Copy out all lines where "title" appears.

* **Material for the task**:
·····
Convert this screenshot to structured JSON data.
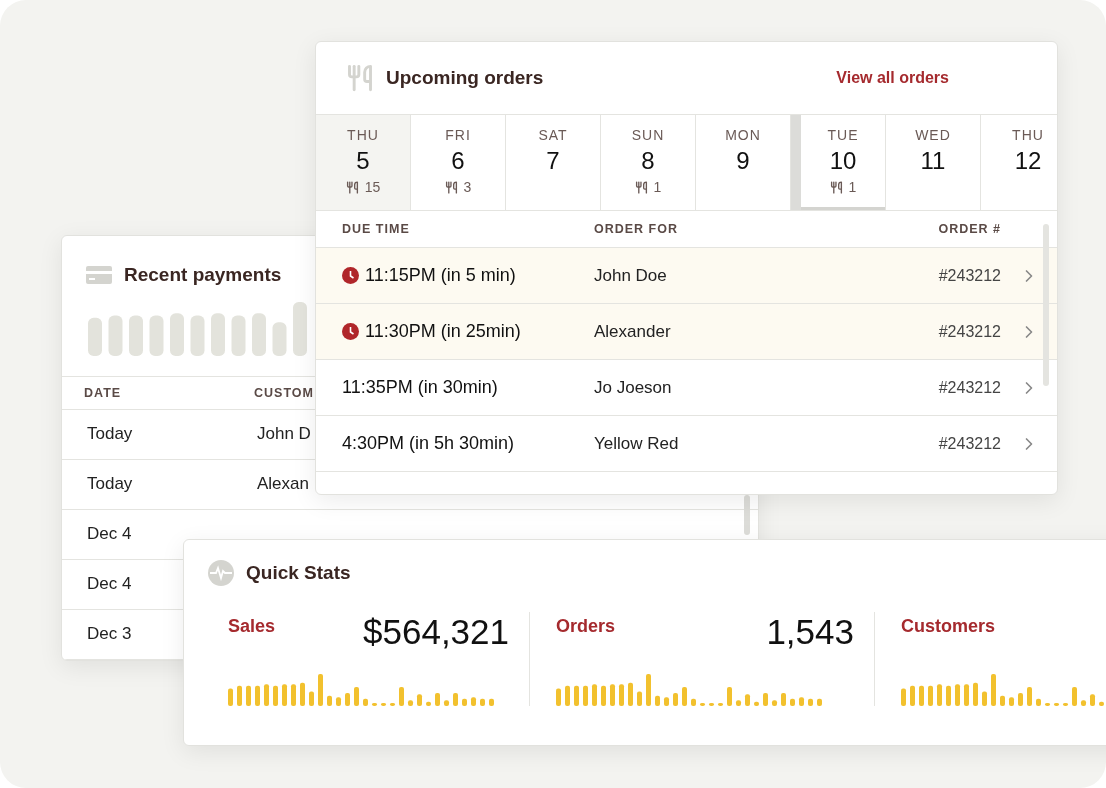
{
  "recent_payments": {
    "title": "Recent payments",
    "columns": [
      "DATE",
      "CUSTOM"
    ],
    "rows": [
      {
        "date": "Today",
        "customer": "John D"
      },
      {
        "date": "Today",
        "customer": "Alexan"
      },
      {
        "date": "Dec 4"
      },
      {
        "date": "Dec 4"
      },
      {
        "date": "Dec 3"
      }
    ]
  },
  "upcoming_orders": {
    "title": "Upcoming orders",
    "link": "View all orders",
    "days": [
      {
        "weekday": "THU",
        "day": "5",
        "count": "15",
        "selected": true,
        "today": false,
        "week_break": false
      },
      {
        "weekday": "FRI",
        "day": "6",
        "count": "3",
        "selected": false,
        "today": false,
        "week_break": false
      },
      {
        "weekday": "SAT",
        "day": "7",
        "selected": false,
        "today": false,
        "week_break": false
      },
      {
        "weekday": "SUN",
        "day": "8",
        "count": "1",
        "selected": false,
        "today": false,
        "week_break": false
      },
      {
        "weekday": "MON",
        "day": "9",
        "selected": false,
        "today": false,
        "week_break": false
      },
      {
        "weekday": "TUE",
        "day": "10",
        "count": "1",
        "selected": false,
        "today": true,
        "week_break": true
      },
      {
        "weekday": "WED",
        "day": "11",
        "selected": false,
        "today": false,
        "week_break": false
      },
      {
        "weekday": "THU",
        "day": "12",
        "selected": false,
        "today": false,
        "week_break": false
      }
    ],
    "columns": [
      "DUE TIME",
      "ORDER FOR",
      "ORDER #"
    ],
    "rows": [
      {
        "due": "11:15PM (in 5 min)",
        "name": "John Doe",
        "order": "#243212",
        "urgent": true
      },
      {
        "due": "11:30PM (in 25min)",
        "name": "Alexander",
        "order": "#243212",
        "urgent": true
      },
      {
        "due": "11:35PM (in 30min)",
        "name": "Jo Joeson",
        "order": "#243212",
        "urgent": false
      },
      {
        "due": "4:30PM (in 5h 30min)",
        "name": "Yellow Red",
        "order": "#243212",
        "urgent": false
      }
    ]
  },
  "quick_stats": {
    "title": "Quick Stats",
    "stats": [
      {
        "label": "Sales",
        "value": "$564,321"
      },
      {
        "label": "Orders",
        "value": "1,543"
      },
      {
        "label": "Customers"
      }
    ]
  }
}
·····
* **Correct response**:
    "title": "Recent payments",
    "title": "Upcoming orders",
    "title": "Quick Stats",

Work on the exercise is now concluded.